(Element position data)
....

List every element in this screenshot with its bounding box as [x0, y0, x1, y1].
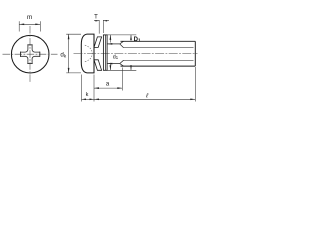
svg-text:ℓ: ℓ: [145, 92, 149, 99]
svg-text:m: m: [27, 14, 32, 21]
dimension T: left-pointing arrowhead: [103, 20, 107, 22]
dimension d1 bottom arrow segment: [109, 63, 111, 71]
dimension D1 top arrow segment: [130, 35, 132, 41]
dimension dk: top arrowhead: [68, 34, 70, 39]
thread start leader bottom: arrowhead: [108, 63, 113, 65]
D1 top arrowhead: [130, 35, 132, 40]
thread shank: crest top line: [121, 40, 196, 42]
front view: vertical centerline: [29, 26, 31, 83]
front view: head circle: [11, 35, 49, 73]
shank right end: [194, 41, 196, 66]
svg-text:k: k: [86, 92, 89, 98]
dimension k: extension line left: [81, 75, 83, 102]
thread root bottom line: [124, 59, 194, 61]
svg-text:D1: D1: [134, 37, 141, 43]
svg-text:dk: dk: [60, 52, 66, 59]
dimension m: extension lines: [19, 21, 40, 31]
dimension m: dimension line: [19, 23, 40, 25]
dimension T: right-pointing arrowhead: [95, 20, 99, 22]
dimension l: left arrowhead: [94, 98, 99, 100]
thread start bottom fork diagonals: [120, 60, 124, 66]
dimension a: left arrowhead: [94, 87, 99, 89]
side view: pan head outline: [81, 34, 94, 73]
d1 top arrowhead: [110, 35, 112, 40]
thread start leader top: shaft: [108, 43, 120, 45]
dimension l: dimension line: [94, 98, 195, 100]
dimension dk: dimension line: [68, 34, 70, 73]
flat washer middle face line: [104, 35, 106, 70]
dimension k: left arrowhead: [82, 98, 87, 100]
dimension dk: extension lines: [66, 34, 81, 73]
dimension k: right arrowhead: [90, 98, 95, 100]
thread shank: crest bottom line: [121, 65, 196, 67]
dimension l: right arrowhead: [190, 98, 195, 100]
axis centerline of screw: [74, 53, 198, 55]
thread start leader bottom: shaft: [108, 63, 120, 65]
D1 bottom arrowhead: [130, 65, 132, 70]
dimension a: right arrowhead: [117, 87, 122, 89]
dimension a: dimension line: [94, 87, 122, 89]
thread start top fork diagonals: [120, 41, 124, 47]
dimension a: extension line left (head face): [93, 75, 95, 102]
phillips recess arm end flares: [20, 45, 39, 64]
dimension dk: bottom arrowhead: [68, 68, 70, 73]
spring washer lower section: [94, 60, 102, 71]
front view: horizontal centerline: [3, 53, 58, 55]
thread root top line: [124, 47, 194, 49]
D1 extension line top: [107, 34, 136, 36]
svg-text:T: T: [94, 14, 98, 20]
flat washer: [103, 35, 107, 70]
dimension m: right arrowhead: [35, 23, 40, 25]
phillips recess cross with corner fillets: [20, 45, 39, 64]
dimension k: dimension line: [82, 98, 95, 100]
dimension l: extension line right: [194, 67, 196, 102]
dimension a: extension line right: [121, 68, 123, 91]
dimension m: left arrowhead: [19, 23, 24, 25]
hidden recess arc in head (dashed): [85, 45, 92, 62]
dimension d1 top arrow segment: [109, 35, 111, 43]
svg-text:a: a: [106, 81, 110, 87]
spring washer upper section: [94, 37, 102, 48]
thread start leader top: arrowhead: [108, 43, 113, 45]
svg-text:d1: d1: [113, 54, 119, 60]
D1 extension line bottom: [107, 69, 136, 71]
d1 bottom arrowhead: [110, 65, 112, 70]
dimension T: dimension line with outside arrows: [94, 20, 109, 22]
dimension T: extension lines: [99, 20, 103, 34]
dimension D1 bottom arrow segment: [130, 66, 132, 70]
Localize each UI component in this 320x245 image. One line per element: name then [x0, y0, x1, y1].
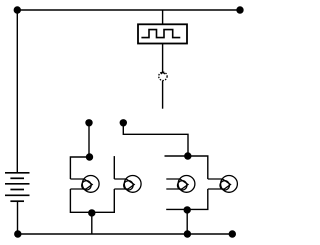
wire bottom bracket Q1-Q2 [70, 189, 114, 212]
wire Q2 top bracket (dead end top) [113, 156, 115, 179]
wire L-shaped from node B to node C [123, 123, 188, 156]
transistor Q3 inner circle [178, 181, 187, 190]
wire left rail [16, 10, 18, 173]
transistor Q1 leads and arrow [70, 179, 92, 189]
node bottom-left junction [14, 230, 21, 237]
transistor Q4 leads and arrow [208, 179, 231, 189]
node F junction (right bracket) [184, 206, 191, 213]
transistor Q3 body [178, 176, 195, 193]
transistor Q4 inner circle [220, 181, 229, 190]
pulse source V1 square-wave glyph [141, 30, 180, 38]
transistor Q2 body [124, 176, 141, 193]
wire vertical segment node A (dead end top) [88, 123, 90, 157]
wire bracket to bottom rail (left) [91, 212, 93, 234]
transistor Q3 leads and arrow (floating stubs) [166, 179, 188, 189]
node C junction [184, 152, 191, 159]
node D junction [86, 153, 93, 160]
probe P1 arrowhead [161, 72, 165, 74]
wire from top rail to pulse source V1 [162, 10, 164, 24]
wire node C horizontal to Q4 top bracket [165, 156, 208, 179]
wire bracket to bottom rail (right) [186, 210, 188, 235]
wire battery bottom [17, 201, 19, 234]
wire below probe (dead end) [162, 81, 164, 109]
battery B1 plates [5, 173, 30, 201]
node top-left junction [14, 6, 21, 13]
probe P1 dashed circle [159, 72, 167, 80]
node A terminal [85, 119, 92, 126]
node top-right terminal [236, 6, 243, 13]
node B terminal [120, 119, 127, 126]
wire V1 output down [162, 44, 164, 74]
wire Q1 gate bracket [70, 157, 89, 179]
node bottom-right terminal [229, 230, 236, 237]
transistor Q1 inner circle [82, 181, 91, 190]
transistor Q2 inner circle [124, 181, 133, 190]
transistor Q4 body [221, 176, 238, 193]
transistor Q1 body [82, 176, 99, 193]
wire top rail [17, 9, 240, 11]
node E junction (left bracket) [88, 209, 95, 216]
transistor Q2 leads and arrow [114, 179, 134, 189]
wire bottom rail [18, 233, 233, 235]
pulse source V1 box [138, 24, 187, 43]
wire bottom bracket Q3-Q4 [166, 189, 208, 209]
node G junction (rail) [184, 230, 191, 237]
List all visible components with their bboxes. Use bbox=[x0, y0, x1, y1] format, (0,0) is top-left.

....

BRIEF
Can you reproduce the whole listing above line for line, without the pictures?

OUTPUT OF THE TASK
List every element in this screenshot with its bounding box as [x0, y0, x1, y1].
svg-text:ℓ: ℓ: [145, 92, 149, 99]
svg-text:m: m: [27, 14, 32, 21]
dimension T: left-pointing arrowhead: [103, 20, 107, 22]
dimension d1 bottom arrow segment: [109, 63, 111, 71]
dimension D1 top arrow segment: [130, 35, 132, 41]
dimension dk: top arrowhead: [68, 34, 70, 39]
thread start leader bottom: arrowhead: [108, 63, 113, 65]
D1 top arrowhead: [130, 35, 132, 40]
thread shank: crest top line: [121, 40, 196, 42]
front view: vertical centerline: [29, 26, 31, 83]
front view: head circle: [11, 35, 49, 73]
shank right end: [194, 41, 196, 66]
svg-text:k: k: [86, 92, 89, 98]
dimension k: extension line left: [81, 75, 83, 102]
thread root bottom line: [124, 59, 194, 61]
svg-text:D1: D1: [134, 37, 141, 43]
svg-text:dk: dk: [60, 52, 66, 59]
dimension m: extension lines: [19, 21, 40, 31]
dimension m: dimension line: [19, 23, 40, 25]
dimension T: right-pointing arrowhead: [95, 20, 99, 22]
dimension l: left arrowhead: [94, 98, 99, 100]
thread start bottom fork diagonals: [120, 60, 124, 66]
dimension a: left arrowhead: [94, 87, 99, 89]
side view: pan head outline: [81, 34, 94, 73]
d1 top arrowhead: [110, 35, 112, 40]
thread start leader top: shaft: [108, 43, 120, 45]
dimension l: dimension line: [94, 98, 195, 100]
dimension dk: dimension line: [68, 34, 70, 73]
flat washer middle face line: [104, 35, 106, 70]
dimension k: left arrowhead: [82, 98, 87, 100]
dimension dk: extension lines: [66, 34, 81, 73]
dimension k: right arrowhead: [90, 98, 95, 100]
thread shank: crest bottom line: [121, 65, 196, 67]
dimension l: right arrowhead: [190, 98, 195, 100]
axis centerline of screw: [74, 53, 198, 55]
thread start leader bottom: shaft: [108, 63, 120, 65]
D1 bottom arrowhead: [130, 65, 132, 70]
dimension a: right arrowhead: [117, 87, 122, 89]
dimension a: dimension line: [94, 87, 122, 89]
thread start top fork diagonals: [120, 41, 124, 47]
dimension a: extension line left (head face): [93, 75, 95, 102]
phillips recess arm end flares: [20, 45, 39, 64]
dimension dk: bottom arrowhead: [68, 68, 70, 73]
spring washer lower section: [94, 60, 102, 71]
front view: horizontal centerline: [3, 53, 58, 55]
thread root top line: [124, 47, 194, 49]
D1 extension line top: [107, 34, 136, 36]
svg-text:T: T: [94, 14, 98, 20]
flat washer: [103, 35, 107, 70]
dimension m: right arrowhead: [35, 23, 40, 25]
phillips recess cross with corner fillets: [20, 45, 39, 64]
dimension k: dimension line: [82, 98, 95, 100]
dimension l: extension line right: [194, 67, 196, 102]
dimension a: extension line right: [121, 68, 123, 91]
dimension m: left arrowhead: [19, 23, 24, 25]
hidden recess arc in head (dashed): [85, 45, 92, 62]
dimension d1 top arrow segment: [109, 35, 111, 43]
svg-text:a: a: [106, 81, 110, 87]
spring washer upper section: [94, 37, 102, 48]
thread start leader top: arrowhead: [108, 43, 113, 45]
svg-text:d1: d1: [113, 54, 119, 60]
D1 extension line bottom: [107, 69, 136, 71]
d1 bottom arrowhead: [110, 65, 112, 70]
dimension T: dimension line with outside arrows: [94, 20, 109, 22]
dimension T: extension lines: [99, 20, 103, 34]
dimension D1 bottom arrow segment: [130, 66, 132, 70]
Localize each UI component in this 320x245 image. One line per element: name then [x0, y0, x1, y1].
wire bottom bracket Q1-Q2 [70, 189, 114, 212]
wire Q2 top bracket (dead end top) [113, 156, 115, 179]
wire L-shaped from node B to node C [123, 123, 188, 156]
transistor Q3 inner circle [178, 181, 187, 190]
wire left rail [16, 10, 18, 173]
transistor Q1 leads and arrow [70, 179, 92, 189]
node bottom-left junction [14, 230, 21, 237]
transistor Q4 leads and arrow [208, 179, 231, 189]
node F junction (right bracket) [184, 206, 191, 213]
transistor Q3 body [178, 176, 195, 193]
transistor Q4 inner circle [220, 181, 229, 190]
pulse source V1 square-wave glyph [141, 30, 180, 38]
transistor Q2 body [124, 176, 141, 193]
wire vertical segment node A (dead end top) [88, 123, 90, 157]
wire bracket to bottom rail (left) [91, 212, 93, 234]
transistor Q3 leads and arrow (floating stubs) [166, 179, 188, 189]
node C junction [184, 152, 191, 159]
node D junction [86, 153, 93, 160]
probe P1 arrowhead [161, 72, 165, 74]
wire from top rail to pulse source V1 [162, 10, 164, 24]
wire node C horizontal to Q4 top bracket [165, 156, 208, 179]
wire bracket to bottom rail (right) [186, 210, 188, 235]
wire battery bottom [17, 201, 19, 234]
wire below probe (dead end) [162, 81, 164, 109]
battery B1 plates [5, 173, 30, 201]
node top-left junction [14, 6, 21, 13]
probe P1 dashed circle [159, 72, 167, 80]
node A terminal [85, 119, 92, 126]
node top-right terminal [236, 6, 243, 13]
node B terminal [120, 119, 127, 126]
wire V1 output down [162, 44, 164, 74]
wire Q1 gate bracket [70, 157, 89, 179]
node bottom-right terminal [229, 230, 236, 237]
transistor Q1 inner circle [82, 181, 91, 190]
transistor Q2 inner circle [124, 181, 133, 190]
transistor Q4 body [221, 176, 238, 193]
transistor Q1 body [82, 176, 99, 193]
wire top rail [17, 9, 240, 11]
node E junction (left bracket) [88, 209, 95, 216]
transistor Q2 leads and arrow [114, 179, 134, 189]
wire bottom rail [18, 233, 233, 235]
pulse source V1 box [138, 24, 187, 43]
wire bottom bracket Q3-Q4 [166, 189, 208, 209]
node G junction (rail) [184, 230, 191, 237]
List all visible components with their bboxes. Use bbox=[x0, y0, x1, y1] format, (0,0) is top-left.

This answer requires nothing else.